**What is needed**
Gather up every line from the entries below that uses the word "DOCUMENTO".

################

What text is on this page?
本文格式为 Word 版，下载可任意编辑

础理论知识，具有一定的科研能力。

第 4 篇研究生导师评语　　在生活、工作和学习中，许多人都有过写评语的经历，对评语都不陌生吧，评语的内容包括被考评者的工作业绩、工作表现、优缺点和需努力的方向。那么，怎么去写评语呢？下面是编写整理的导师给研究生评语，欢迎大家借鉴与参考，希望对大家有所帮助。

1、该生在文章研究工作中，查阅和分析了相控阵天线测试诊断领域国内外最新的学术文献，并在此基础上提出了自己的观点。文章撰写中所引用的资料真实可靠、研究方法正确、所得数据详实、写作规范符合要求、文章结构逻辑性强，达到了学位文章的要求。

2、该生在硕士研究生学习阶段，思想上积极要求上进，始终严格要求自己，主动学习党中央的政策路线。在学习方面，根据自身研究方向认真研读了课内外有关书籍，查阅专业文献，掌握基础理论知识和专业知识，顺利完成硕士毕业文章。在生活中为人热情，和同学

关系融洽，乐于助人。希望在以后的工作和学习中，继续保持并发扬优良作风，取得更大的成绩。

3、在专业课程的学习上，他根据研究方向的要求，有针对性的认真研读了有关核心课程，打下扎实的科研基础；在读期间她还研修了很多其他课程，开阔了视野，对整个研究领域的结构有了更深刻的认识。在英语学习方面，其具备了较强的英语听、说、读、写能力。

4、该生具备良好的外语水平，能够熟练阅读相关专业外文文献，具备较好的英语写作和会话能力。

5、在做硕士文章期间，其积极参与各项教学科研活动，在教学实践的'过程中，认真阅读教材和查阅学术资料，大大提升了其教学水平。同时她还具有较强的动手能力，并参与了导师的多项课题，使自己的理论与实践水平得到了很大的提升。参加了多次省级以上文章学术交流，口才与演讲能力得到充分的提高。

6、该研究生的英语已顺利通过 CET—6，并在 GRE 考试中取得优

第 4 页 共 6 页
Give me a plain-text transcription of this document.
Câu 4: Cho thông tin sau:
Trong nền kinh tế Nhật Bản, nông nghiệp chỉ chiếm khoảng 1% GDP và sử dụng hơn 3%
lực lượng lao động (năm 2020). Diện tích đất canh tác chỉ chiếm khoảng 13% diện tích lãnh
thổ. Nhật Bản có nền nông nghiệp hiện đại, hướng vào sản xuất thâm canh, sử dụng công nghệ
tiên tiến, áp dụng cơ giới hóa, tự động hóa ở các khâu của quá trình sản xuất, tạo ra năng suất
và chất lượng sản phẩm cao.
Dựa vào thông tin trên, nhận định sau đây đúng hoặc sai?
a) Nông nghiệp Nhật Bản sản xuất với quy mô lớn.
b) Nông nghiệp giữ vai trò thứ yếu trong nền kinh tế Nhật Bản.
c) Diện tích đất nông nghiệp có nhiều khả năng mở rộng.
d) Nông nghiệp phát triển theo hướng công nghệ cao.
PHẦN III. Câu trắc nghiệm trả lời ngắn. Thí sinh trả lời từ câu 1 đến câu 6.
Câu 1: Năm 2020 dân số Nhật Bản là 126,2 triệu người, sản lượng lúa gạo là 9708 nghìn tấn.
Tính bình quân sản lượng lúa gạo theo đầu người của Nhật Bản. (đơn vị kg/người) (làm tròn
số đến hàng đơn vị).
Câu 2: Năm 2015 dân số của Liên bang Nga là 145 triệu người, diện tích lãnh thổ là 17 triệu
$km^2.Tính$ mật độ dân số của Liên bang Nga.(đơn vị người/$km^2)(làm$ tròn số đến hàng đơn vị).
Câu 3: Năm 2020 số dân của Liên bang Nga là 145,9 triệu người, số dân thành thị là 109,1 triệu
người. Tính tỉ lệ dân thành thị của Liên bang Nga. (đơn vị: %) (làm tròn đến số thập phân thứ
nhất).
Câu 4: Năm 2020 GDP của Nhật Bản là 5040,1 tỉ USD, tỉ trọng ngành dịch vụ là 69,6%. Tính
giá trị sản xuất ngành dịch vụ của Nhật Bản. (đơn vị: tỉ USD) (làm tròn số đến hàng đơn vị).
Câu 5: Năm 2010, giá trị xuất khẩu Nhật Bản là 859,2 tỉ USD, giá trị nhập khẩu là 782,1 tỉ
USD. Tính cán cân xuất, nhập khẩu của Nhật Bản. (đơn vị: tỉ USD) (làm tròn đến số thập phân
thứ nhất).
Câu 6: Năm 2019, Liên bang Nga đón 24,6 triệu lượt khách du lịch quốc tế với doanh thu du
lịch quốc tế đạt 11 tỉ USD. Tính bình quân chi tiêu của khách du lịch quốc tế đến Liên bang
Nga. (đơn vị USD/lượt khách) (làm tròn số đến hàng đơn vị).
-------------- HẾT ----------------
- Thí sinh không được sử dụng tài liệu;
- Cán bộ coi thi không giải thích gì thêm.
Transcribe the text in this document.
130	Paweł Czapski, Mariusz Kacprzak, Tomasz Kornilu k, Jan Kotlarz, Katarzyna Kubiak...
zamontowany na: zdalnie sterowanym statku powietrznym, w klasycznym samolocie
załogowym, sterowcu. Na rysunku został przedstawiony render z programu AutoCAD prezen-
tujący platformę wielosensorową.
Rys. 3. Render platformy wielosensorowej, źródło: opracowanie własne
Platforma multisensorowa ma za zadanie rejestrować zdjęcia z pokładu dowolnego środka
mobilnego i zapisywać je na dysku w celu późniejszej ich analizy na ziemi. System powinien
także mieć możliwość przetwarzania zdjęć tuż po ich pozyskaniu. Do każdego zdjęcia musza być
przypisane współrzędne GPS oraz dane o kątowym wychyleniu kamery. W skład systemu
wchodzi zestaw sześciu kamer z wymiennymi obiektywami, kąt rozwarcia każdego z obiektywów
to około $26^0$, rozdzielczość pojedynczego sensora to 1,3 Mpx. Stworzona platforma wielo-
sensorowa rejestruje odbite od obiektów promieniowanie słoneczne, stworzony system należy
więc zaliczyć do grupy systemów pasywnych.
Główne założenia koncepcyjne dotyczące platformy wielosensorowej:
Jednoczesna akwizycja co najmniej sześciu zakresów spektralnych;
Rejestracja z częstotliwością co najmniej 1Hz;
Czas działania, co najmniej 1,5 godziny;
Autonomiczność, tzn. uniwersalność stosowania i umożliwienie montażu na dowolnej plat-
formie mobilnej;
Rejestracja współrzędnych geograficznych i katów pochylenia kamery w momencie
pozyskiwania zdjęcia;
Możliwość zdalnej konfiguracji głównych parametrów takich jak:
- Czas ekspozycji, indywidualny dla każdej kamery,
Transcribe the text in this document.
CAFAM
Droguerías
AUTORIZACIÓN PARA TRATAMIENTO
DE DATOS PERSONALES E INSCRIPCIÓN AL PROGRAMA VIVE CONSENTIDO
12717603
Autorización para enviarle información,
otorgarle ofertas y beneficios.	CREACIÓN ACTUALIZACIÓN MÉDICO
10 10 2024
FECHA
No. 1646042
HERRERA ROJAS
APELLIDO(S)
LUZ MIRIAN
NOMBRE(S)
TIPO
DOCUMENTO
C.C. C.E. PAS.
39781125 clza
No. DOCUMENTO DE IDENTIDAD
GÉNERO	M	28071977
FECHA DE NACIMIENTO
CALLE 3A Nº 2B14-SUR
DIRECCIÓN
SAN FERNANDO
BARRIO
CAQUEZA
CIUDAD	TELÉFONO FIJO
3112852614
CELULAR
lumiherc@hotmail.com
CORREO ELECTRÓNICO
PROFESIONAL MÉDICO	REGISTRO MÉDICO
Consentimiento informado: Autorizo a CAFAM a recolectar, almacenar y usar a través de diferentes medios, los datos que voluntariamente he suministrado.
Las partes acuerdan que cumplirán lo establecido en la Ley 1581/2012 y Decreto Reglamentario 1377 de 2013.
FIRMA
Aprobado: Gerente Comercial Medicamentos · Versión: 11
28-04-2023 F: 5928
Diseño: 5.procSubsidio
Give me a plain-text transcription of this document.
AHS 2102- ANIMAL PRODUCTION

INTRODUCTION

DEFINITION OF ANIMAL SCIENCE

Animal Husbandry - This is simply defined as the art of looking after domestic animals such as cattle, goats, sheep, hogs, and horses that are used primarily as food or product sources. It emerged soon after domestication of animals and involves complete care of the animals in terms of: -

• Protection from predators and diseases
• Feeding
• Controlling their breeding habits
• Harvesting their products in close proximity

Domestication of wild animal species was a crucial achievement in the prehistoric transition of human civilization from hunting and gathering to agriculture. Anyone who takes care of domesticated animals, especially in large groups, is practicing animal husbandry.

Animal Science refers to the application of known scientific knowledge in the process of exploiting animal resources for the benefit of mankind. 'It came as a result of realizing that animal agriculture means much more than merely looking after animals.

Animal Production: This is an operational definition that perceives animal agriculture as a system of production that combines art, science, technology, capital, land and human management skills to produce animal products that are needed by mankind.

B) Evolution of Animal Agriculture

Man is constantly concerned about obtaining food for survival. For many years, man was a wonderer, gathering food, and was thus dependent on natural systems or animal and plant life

################

**Output for this exercise**
DOCUMENTO
No. DOCUMENTO DE IDENTIDAD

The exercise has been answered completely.